**WRITTEN REQUEST**:
Look through the data for the string "anything". Copy every line where it is found.

Saved data entries
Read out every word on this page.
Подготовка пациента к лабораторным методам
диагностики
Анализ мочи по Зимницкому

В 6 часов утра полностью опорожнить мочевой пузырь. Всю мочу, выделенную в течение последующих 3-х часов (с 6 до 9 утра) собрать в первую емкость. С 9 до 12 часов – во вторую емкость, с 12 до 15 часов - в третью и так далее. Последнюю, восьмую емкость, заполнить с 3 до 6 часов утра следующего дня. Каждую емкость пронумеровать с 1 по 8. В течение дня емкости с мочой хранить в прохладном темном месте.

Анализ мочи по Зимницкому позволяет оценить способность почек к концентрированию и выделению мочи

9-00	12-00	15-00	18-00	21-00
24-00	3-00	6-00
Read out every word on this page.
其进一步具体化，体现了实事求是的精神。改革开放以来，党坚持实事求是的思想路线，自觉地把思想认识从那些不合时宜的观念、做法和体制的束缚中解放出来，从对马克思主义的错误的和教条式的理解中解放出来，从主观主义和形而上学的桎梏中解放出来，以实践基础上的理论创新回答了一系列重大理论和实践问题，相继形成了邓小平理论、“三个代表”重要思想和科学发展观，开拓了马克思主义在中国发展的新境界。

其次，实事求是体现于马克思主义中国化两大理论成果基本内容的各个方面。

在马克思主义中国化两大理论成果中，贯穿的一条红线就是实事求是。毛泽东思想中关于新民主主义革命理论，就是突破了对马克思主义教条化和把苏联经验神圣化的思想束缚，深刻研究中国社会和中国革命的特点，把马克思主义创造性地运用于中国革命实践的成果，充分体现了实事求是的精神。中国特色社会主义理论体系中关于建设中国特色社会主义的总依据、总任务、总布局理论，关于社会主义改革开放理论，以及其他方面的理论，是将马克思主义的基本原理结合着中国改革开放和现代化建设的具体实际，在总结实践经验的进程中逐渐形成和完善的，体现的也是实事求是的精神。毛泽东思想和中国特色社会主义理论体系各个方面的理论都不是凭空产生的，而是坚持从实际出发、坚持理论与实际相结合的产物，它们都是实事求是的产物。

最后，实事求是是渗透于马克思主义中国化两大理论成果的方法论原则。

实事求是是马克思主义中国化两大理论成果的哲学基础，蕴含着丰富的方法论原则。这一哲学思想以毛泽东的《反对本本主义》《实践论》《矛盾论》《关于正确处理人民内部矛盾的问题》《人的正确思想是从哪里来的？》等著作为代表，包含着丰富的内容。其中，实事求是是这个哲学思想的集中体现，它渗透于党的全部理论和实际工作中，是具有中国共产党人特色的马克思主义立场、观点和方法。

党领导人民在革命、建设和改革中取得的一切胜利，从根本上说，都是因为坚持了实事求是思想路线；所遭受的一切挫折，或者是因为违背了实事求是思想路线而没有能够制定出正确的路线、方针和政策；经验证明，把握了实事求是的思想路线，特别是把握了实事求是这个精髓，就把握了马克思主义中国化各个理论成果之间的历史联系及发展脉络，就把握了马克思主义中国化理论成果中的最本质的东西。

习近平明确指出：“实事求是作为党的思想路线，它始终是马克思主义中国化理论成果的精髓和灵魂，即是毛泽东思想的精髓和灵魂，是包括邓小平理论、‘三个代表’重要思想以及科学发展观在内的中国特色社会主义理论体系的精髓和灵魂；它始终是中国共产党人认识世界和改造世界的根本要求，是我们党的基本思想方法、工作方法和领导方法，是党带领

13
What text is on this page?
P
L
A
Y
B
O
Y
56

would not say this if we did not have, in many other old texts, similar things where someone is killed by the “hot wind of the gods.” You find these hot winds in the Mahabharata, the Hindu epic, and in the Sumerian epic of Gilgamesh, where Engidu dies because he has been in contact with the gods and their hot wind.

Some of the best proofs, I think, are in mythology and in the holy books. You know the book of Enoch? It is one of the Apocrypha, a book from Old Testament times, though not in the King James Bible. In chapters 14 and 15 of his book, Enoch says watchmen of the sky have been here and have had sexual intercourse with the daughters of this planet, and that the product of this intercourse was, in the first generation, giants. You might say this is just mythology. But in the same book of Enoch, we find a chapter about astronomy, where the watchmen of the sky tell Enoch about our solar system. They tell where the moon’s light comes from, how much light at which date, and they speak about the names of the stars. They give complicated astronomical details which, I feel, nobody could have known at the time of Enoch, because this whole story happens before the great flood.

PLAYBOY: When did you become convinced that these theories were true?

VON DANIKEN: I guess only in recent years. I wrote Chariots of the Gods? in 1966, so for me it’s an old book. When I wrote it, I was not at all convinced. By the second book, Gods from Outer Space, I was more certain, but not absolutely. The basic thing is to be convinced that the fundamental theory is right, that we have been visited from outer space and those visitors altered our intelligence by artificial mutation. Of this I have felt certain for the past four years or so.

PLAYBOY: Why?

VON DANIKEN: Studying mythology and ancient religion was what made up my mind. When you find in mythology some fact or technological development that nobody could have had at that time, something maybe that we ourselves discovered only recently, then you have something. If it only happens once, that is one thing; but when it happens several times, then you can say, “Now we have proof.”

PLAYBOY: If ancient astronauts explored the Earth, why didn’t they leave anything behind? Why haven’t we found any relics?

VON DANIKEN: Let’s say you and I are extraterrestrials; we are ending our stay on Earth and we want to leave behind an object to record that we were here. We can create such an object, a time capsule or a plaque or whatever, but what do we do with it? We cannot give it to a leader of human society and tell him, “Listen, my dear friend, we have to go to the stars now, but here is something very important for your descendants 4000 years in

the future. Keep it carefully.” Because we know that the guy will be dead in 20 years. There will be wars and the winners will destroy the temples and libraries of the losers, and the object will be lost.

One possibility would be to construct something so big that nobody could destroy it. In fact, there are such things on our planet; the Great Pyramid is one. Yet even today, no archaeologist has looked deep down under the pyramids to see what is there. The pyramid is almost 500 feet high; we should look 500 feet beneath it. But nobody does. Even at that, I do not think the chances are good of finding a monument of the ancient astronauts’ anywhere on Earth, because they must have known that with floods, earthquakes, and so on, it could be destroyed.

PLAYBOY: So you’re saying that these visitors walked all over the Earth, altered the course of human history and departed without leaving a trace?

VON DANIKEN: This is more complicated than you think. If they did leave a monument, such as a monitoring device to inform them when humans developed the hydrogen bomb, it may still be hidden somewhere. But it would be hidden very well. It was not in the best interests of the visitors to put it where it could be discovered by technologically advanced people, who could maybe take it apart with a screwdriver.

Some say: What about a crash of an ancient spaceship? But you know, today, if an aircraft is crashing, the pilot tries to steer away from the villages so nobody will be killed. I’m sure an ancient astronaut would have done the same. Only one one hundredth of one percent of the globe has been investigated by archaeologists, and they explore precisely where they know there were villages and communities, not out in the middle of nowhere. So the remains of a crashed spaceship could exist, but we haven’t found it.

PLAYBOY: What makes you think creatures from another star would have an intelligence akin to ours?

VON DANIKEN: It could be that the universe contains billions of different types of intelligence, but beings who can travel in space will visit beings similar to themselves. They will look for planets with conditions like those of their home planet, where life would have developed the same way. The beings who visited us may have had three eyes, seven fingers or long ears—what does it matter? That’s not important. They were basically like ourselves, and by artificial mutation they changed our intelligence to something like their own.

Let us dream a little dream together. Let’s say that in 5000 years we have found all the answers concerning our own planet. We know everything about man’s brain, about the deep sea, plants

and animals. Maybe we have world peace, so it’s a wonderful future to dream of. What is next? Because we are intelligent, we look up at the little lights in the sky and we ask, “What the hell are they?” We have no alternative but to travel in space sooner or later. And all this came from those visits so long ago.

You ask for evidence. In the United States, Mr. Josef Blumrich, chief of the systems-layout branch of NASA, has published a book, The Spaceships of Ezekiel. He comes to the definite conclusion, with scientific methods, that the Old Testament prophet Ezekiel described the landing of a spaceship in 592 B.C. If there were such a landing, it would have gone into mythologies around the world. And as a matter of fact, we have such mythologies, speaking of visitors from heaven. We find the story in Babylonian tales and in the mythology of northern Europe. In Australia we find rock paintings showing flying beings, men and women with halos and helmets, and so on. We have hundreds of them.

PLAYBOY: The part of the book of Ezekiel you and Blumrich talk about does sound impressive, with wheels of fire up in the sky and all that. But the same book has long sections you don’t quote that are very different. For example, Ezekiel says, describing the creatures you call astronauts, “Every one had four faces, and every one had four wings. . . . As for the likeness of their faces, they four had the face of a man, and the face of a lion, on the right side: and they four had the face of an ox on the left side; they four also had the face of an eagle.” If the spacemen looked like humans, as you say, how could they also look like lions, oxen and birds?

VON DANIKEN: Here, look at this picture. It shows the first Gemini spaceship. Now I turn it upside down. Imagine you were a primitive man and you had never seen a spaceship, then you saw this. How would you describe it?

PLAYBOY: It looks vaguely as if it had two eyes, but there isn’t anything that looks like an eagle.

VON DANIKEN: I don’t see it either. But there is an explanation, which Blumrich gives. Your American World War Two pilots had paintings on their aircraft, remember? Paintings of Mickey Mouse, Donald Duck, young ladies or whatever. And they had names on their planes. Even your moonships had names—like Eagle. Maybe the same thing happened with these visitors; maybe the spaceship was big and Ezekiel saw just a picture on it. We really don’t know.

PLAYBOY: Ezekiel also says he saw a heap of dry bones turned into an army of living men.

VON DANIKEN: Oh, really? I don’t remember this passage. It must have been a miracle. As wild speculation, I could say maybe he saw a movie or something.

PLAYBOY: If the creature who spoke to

**REPLY TO THE EXERCISE**:
PLAYBOY: If ancient astronauts explored the Earth, why didn’t they leave anything behind? Why haven’t we found any relics?
PLAYBOY: It looks vaguely as if it had two eyes, but there isn’t anything that looks like an eagle.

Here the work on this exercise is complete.